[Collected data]
* Begin *

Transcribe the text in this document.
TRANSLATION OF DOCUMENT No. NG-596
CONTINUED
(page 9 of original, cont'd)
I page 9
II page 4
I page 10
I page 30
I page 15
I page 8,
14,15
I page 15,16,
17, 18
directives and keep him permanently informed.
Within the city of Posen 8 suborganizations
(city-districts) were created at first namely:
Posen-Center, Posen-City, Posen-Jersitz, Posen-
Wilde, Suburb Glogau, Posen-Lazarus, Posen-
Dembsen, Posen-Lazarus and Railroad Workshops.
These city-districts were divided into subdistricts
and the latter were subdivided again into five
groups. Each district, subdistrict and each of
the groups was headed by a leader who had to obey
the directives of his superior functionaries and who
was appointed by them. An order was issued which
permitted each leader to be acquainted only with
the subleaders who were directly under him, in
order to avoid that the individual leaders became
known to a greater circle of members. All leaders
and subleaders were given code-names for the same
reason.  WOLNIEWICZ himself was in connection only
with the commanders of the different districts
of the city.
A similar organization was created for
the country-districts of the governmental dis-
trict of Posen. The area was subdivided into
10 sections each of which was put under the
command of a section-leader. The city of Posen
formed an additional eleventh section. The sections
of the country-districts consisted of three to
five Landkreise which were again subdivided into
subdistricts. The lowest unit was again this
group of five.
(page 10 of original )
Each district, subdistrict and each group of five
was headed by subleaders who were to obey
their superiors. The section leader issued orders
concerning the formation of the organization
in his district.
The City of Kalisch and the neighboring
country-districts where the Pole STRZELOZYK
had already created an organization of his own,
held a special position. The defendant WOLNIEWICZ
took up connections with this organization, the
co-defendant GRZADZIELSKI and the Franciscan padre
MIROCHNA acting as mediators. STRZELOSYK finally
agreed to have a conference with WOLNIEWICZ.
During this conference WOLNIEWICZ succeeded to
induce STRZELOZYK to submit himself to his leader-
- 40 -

* End *

**EXERCISE GOAL:** Output all of the data above without any alteration.

**RESULT OF THE EXERCISE:**
Transcribe the text in this document.
TRANSLATION OF DOCUMENT No. NG-596
CONTINUED
(page 9 of original, cont'd)
I page 9
II page 4
I page 10
I page 30
I page 15
I page 8,
14,15
I page 15,16,
17, 18
directives and keep him permanently informed.
Within the city of Posen 8 suborganizations
(city-districts) were created at first namely:
Posen-Center, Posen-City, Posen-Jersitz, Posen-
Wilde, Suburb Glogau, Posen-Lazarus, Posen-
Dembsen, Posen-Lazarus and Railroad Workshops.
These city-districts were divided into subdistricts
and the latter were subdivided again into five
groups. Each district, subdistrict and each of
the groups was headed by a leader who had to obey
the directives of his superior functionaries and who
was appointed by them. An order was issued which
permitted each leader to be acquainted only with
the subleaders who were directly under him, in
order to avoid that the individual leaders became
known to a greater circle of members. All leaders
and subleaders were given code-names for the same
reason.  WOLNIEWICZ himself was in connection only
with the commanders of the different districts
of the city.
A similar organization was created for
the country-districts of the governmental dis-
trict of Posen. The area was subdivided into
10 sections each of which was put under the
command of a section-leader. The city of Posen
formed an additional eleventh section. The sections
of the country-districts consisted of three to
five Landkreise which were again subdivided into
subdistricts. The lowest unit was again this
group of five.
(page 10 of original )
Each district, subdistrict and each group of five
was headed by subleaders who were to obey
their superiors. The section leader issued orders
concerning the formation of the organization
in his district.
The City of Kalisch and the neighboring
country-districts where the Pole STRZELOZYK
had already created an organization of his own,
held a special position. The defendant WOLNIEWICZ
took up connections with this organization, the
co-defendant GRZADZIELSKI and the Franciscan padre
MIROCHNA acting as mediators. STRZELOSYK finally
agreed to have a conference with WOLNIEWICZ.
During this conference WOLNIEWICZ succeeded to
induce STRZELOZYK to submit himself to his leader-
- 40 -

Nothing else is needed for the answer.